• **EXERCISE BRIEF**: If a line in the entries below includes "welfare", pick it out and copy it.

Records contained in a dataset

Segment Open

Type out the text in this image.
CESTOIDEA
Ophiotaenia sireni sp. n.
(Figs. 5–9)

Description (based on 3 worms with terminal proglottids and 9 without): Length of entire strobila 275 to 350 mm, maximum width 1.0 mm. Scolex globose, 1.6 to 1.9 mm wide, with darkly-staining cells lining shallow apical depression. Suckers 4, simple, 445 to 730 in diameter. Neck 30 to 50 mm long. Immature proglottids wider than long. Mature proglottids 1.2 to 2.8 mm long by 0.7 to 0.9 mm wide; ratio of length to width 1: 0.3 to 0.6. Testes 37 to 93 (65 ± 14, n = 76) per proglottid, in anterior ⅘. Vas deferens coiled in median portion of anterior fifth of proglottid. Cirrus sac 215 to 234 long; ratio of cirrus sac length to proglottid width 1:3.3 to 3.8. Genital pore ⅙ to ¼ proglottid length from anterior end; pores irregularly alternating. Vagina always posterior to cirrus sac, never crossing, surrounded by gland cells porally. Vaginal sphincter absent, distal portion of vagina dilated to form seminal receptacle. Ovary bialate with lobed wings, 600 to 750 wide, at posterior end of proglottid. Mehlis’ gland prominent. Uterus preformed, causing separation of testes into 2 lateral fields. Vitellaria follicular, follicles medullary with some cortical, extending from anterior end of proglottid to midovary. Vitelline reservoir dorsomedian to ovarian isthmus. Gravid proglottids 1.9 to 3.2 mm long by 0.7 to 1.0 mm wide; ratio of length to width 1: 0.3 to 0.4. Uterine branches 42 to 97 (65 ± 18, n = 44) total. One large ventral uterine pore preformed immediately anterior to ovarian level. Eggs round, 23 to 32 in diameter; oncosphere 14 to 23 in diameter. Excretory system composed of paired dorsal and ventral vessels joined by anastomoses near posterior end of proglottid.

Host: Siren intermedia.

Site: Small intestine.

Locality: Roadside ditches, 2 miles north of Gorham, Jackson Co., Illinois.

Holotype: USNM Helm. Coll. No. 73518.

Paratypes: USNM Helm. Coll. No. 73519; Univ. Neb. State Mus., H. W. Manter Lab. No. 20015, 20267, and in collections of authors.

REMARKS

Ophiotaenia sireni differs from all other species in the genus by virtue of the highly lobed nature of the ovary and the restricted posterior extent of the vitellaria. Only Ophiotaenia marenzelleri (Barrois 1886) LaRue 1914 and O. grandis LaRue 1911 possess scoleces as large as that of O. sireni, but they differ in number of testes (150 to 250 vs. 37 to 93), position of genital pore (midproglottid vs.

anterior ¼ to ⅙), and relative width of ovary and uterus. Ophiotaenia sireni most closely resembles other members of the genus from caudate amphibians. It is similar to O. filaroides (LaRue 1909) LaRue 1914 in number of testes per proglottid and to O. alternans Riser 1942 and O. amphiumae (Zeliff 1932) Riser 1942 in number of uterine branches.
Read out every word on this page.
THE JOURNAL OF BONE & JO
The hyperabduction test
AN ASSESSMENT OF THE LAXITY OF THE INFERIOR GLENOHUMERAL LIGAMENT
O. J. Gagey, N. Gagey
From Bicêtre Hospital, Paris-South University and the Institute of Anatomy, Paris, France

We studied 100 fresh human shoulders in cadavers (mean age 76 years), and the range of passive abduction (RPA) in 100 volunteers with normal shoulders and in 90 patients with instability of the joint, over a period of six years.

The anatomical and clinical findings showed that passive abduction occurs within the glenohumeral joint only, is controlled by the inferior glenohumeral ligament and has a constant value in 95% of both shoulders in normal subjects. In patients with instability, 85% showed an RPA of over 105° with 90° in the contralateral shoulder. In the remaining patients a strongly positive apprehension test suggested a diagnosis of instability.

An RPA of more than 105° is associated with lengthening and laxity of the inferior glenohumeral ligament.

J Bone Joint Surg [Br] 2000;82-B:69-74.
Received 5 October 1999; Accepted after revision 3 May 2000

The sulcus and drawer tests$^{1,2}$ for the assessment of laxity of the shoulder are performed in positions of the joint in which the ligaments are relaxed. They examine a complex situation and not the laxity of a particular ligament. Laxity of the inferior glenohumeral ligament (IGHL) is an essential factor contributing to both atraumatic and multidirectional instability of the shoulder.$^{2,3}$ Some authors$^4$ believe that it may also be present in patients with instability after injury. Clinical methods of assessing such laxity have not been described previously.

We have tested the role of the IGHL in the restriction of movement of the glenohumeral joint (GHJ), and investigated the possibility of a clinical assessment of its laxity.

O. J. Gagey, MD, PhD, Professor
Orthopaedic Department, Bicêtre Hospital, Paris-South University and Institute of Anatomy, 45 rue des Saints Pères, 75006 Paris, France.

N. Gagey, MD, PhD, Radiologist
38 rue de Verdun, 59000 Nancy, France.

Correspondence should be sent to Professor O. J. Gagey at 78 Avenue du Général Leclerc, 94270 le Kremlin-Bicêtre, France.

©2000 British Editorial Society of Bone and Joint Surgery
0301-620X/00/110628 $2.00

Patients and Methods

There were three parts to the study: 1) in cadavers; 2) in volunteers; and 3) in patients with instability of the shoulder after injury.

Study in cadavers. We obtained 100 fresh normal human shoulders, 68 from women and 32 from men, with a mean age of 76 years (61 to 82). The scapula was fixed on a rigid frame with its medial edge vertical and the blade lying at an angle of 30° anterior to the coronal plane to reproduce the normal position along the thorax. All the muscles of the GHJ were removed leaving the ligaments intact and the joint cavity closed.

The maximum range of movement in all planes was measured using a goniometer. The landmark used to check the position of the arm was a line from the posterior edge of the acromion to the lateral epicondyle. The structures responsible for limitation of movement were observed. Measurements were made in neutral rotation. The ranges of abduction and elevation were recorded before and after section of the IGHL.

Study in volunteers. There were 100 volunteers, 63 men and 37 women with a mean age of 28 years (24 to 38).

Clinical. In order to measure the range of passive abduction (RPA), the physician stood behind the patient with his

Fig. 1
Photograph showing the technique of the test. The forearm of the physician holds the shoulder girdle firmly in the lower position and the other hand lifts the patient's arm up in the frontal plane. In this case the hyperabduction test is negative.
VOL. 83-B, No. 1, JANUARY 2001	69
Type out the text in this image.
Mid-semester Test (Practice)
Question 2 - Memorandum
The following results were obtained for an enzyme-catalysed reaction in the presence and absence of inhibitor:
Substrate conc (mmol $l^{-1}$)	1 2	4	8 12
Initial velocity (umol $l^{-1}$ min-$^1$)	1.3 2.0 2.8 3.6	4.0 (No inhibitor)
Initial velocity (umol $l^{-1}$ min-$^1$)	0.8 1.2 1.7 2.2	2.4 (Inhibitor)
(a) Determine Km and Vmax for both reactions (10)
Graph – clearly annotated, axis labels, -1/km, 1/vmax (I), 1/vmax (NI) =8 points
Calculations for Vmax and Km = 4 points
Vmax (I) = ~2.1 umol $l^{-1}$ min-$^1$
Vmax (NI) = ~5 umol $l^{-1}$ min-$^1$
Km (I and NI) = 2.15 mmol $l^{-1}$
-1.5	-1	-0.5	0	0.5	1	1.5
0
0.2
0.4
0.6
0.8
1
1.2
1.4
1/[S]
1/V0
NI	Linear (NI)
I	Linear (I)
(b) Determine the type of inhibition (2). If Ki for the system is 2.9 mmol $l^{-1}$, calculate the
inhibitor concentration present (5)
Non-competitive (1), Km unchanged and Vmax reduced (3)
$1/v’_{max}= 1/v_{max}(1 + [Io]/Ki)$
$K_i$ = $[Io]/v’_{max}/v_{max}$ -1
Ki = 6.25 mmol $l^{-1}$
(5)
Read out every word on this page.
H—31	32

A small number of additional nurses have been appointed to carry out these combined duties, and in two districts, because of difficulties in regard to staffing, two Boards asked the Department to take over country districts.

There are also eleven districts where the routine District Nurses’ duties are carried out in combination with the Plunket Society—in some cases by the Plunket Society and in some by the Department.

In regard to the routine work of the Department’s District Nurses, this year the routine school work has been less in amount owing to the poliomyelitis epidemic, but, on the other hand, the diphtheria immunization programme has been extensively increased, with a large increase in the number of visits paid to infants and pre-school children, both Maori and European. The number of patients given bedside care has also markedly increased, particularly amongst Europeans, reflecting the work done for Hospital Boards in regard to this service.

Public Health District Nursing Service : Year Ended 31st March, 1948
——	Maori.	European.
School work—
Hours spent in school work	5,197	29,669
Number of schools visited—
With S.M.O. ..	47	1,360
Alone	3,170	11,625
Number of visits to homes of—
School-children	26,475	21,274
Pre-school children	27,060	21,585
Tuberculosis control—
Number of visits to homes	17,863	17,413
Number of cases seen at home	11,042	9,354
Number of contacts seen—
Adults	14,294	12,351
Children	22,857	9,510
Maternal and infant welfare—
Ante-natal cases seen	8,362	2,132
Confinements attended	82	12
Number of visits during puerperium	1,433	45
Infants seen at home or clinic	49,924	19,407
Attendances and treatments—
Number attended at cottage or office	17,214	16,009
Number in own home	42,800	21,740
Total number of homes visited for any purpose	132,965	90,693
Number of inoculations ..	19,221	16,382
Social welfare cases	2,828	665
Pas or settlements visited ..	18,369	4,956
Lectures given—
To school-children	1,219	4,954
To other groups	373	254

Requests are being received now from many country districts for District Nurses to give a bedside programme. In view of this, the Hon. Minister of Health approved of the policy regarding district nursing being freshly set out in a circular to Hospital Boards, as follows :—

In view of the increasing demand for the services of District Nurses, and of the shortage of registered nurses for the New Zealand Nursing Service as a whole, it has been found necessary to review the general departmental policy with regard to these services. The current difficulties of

Segment Closed

• **TASK SOLUTION**:
Maternal and infant welfare—
Social welfare cases	2,828	665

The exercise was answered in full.